[Source data]
* begin *

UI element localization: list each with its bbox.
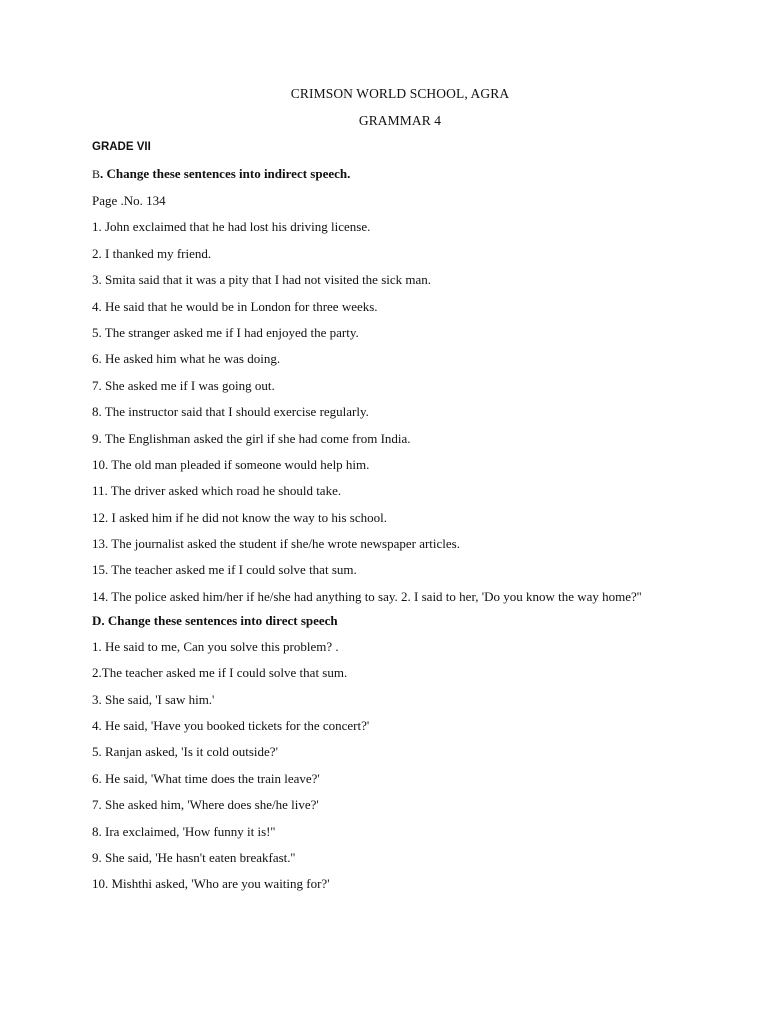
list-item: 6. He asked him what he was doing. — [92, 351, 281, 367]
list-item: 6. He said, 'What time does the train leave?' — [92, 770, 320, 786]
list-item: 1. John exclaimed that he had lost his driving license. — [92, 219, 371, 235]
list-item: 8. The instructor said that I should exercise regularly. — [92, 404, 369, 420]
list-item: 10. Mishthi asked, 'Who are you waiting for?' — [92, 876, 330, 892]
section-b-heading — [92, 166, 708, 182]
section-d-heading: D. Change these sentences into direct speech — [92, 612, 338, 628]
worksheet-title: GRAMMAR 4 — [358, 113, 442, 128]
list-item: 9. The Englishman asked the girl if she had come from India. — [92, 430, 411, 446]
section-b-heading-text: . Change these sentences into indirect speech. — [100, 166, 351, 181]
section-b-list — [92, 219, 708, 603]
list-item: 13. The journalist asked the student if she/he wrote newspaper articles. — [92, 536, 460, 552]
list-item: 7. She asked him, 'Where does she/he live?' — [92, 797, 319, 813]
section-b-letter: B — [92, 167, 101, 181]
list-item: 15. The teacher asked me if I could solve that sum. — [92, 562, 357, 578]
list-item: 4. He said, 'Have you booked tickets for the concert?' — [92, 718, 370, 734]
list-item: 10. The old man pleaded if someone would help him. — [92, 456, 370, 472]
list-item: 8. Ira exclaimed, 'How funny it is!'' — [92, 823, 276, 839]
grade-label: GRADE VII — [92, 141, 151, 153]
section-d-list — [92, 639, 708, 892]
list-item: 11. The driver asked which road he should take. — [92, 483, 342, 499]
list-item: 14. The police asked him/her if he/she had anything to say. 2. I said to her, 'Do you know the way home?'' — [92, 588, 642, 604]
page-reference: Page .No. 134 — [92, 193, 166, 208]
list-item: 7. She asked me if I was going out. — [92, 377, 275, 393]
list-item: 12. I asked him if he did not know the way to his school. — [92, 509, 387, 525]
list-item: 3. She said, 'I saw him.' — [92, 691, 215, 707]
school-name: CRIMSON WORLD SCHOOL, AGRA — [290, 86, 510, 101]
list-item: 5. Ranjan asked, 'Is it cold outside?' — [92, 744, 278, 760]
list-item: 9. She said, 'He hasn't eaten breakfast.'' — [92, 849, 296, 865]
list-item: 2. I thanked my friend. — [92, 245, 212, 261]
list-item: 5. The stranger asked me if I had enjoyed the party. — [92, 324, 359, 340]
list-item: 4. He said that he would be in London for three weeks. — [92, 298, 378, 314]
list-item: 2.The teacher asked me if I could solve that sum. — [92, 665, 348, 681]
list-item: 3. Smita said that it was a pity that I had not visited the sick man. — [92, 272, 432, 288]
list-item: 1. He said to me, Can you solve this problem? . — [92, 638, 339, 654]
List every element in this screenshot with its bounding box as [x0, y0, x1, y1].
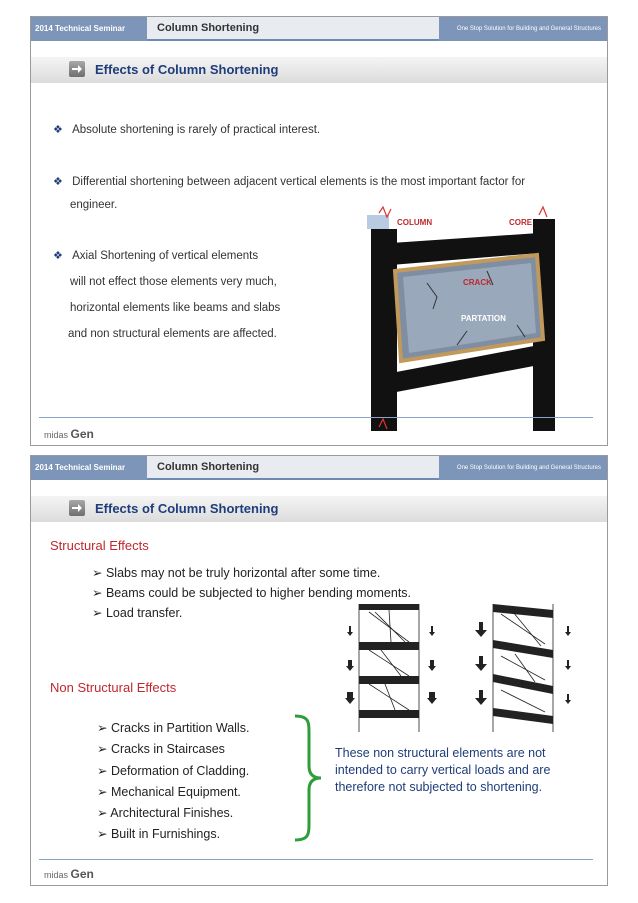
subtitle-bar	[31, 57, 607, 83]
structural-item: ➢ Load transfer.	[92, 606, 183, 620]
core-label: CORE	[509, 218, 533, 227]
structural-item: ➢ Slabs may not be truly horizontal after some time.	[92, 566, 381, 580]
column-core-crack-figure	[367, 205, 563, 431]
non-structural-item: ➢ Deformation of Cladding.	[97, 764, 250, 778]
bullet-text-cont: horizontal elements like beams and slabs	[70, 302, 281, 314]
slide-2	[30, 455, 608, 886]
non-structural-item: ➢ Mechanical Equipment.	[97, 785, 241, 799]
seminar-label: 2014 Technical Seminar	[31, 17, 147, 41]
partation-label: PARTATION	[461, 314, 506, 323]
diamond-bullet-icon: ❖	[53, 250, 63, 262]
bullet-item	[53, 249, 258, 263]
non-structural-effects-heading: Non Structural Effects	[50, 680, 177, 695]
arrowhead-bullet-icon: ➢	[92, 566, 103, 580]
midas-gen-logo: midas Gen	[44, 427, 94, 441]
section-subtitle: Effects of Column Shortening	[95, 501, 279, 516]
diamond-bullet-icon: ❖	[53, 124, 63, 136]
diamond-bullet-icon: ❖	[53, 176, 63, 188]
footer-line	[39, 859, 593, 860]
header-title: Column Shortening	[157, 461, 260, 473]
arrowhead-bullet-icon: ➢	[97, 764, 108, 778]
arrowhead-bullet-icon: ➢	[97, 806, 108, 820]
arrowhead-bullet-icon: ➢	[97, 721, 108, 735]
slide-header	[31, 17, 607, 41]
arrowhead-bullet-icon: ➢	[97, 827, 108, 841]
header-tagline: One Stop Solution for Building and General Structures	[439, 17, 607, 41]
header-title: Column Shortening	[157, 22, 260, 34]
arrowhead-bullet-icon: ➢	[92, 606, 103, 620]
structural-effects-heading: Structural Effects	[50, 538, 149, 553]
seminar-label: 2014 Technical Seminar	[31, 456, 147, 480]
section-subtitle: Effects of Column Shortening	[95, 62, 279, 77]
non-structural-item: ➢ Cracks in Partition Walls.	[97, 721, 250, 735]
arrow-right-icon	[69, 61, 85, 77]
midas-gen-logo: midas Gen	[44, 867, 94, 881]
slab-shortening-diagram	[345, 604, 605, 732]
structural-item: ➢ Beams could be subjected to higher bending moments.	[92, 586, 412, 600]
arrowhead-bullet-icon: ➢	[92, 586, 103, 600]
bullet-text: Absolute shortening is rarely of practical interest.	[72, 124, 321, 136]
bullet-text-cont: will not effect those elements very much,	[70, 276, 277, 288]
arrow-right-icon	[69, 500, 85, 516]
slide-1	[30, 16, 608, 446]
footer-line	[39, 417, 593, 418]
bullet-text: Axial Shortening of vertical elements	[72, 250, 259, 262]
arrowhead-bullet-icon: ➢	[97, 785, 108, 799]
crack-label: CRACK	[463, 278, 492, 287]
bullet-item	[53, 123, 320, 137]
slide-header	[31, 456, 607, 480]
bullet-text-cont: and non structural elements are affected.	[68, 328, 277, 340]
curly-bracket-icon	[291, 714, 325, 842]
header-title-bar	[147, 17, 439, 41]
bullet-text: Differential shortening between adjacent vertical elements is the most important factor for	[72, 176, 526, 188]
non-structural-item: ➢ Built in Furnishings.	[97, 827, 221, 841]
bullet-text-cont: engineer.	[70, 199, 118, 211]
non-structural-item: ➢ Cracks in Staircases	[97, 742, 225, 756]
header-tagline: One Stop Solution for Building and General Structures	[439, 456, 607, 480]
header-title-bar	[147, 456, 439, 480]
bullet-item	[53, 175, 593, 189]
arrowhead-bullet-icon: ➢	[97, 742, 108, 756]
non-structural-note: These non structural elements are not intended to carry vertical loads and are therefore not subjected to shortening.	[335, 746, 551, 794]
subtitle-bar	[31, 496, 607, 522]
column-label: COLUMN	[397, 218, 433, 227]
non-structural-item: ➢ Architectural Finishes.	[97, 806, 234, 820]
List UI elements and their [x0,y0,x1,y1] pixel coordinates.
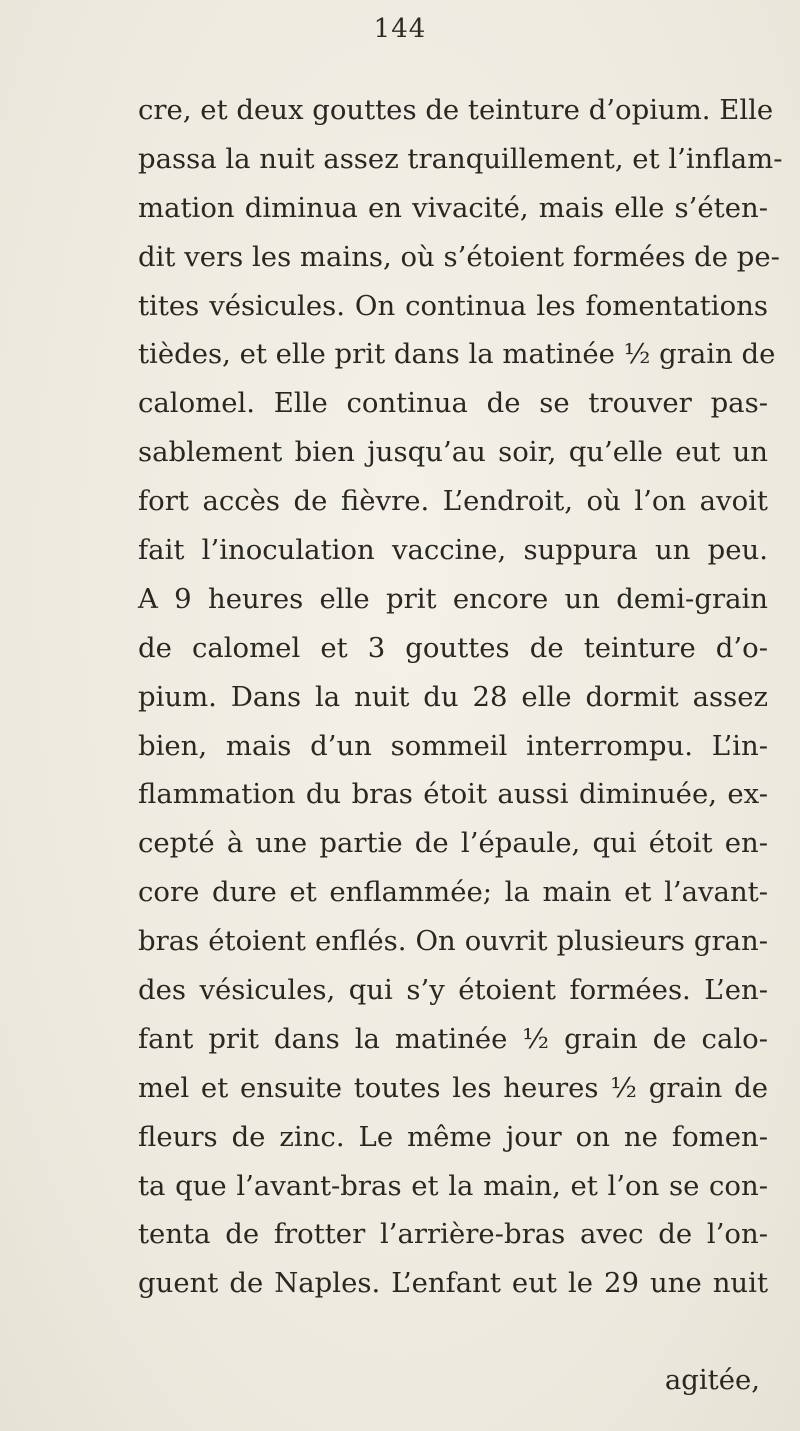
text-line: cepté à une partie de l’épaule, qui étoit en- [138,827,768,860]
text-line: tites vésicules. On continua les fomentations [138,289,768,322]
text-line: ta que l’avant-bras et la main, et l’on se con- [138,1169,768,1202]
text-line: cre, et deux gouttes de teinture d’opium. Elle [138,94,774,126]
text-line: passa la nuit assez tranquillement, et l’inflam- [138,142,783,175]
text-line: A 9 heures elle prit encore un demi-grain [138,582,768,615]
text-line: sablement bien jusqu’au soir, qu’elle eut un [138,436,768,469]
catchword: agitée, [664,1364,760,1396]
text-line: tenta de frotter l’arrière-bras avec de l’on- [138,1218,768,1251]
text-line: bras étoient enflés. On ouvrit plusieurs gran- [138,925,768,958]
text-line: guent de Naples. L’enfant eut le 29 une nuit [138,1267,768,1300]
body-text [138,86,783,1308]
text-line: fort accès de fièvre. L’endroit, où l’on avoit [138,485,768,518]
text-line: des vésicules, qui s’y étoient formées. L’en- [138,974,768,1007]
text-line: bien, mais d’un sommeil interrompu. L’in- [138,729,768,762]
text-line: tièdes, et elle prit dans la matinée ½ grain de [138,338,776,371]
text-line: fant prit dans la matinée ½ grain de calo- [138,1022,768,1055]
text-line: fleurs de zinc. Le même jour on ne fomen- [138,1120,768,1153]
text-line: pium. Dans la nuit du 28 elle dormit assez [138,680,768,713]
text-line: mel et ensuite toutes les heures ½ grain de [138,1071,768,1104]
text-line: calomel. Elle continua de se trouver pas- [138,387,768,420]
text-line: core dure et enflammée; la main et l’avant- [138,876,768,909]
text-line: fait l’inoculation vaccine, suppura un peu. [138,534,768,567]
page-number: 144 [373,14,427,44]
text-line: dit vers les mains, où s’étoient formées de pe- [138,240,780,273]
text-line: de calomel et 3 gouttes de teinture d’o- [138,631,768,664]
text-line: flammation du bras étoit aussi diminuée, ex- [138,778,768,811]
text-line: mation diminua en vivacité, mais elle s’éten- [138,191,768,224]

* end *

[Set task]
Recast the records as a Markdown table with the columns Row and Line, starting with the line that contains "57, 607, 83]" and continuing through the line that contains "606, 103, 620]". Number each line and omit any blank lines.

[Worked answer]
| Row | Line |
|---|---|
| 1 | subtitle-bar	[31, 57, 607, 83] |
| 2 | structural-item: ➢ Load transfer.	[92, 606, 183, 620] |
| 3 | core-label: CORE	[509, 218, 533, 227] |
| 4 | structural-item: ➢ Slabs may not be truly horizontal after some time.	[92, 566, 381, 580] |
| 5 | column-core-crack-figure	[367, 205, 563, 431] |
| 6 | non-structural-item: ➢ Deformation of Cladding.	[97, 764, 250, 778] |
| 7 | bullet-text-cont: horizontal elements like beams and slabs	[70, 302, 281, 314] |
| 8 | slide-2	[30, 455, 608, 886] |
| 9 | non-structural-item: ➢ Mechanical Equipment.	[97, 785, 241, 799] |
| 10 | seminar-label: 2014 Technical Seminar	[31, 17, 147, 41] |
| 11 | partation-label: PARTATION	[461, 314, 506, 323] |
| 12 | diamond-bullet-icon: ❖	[53, 250, 63, 262] |
| 13 | bullet-item	[53, 249, 258, 263] |
| 14 | non-structural-effects-heading: Non Structural Effects	[50, 680, 177, 695] |
| 15 | arrowhead-bullet-icon: ➢	[92, 566, 103, 580] |
| 16 | midas-gen-logo: midas Gen	[44, 427, 94, 441] |
| 17 | section-subtitle: Effects of Column Shortening	[95, 501, 279, 516] |
| 18 | diamond-bullet-icon: ❖	[53, 124, 63, 136] |
| 19 | diamond-bullet-icon: ❖	[53, 176, 63, 188] |
| 20 | footer-line	[39, 859, 593, 860] |
| 21 | header-title: Column Shortening	[157, 461, 260, 473] |
| 22 | arrowhead-bullet-icon: ➢	[97, 764, 108, 778] |
| 23 | arrowhead-bullet-icon: ➢	[97, 806, 108, 820] |
| 24 | arrowhead-bullet-icon: ➢	[97, 721, 108, 735] |
| 25 | slide-header	[31, 17, 607, 41] |
| 26 | arrowhead-bullet-icon: ➢	[97, 827, 108, 841] |
| 27 | header-tagline: One Stop Solution for Building and General Structures	[439, 17, 607, 41] |
| 28 | header-title: Column Shortening	[157, 22, 260, 34] |
| 29 | arrowhead-bullet-icon: ➢	[92, 606, 103, 620] |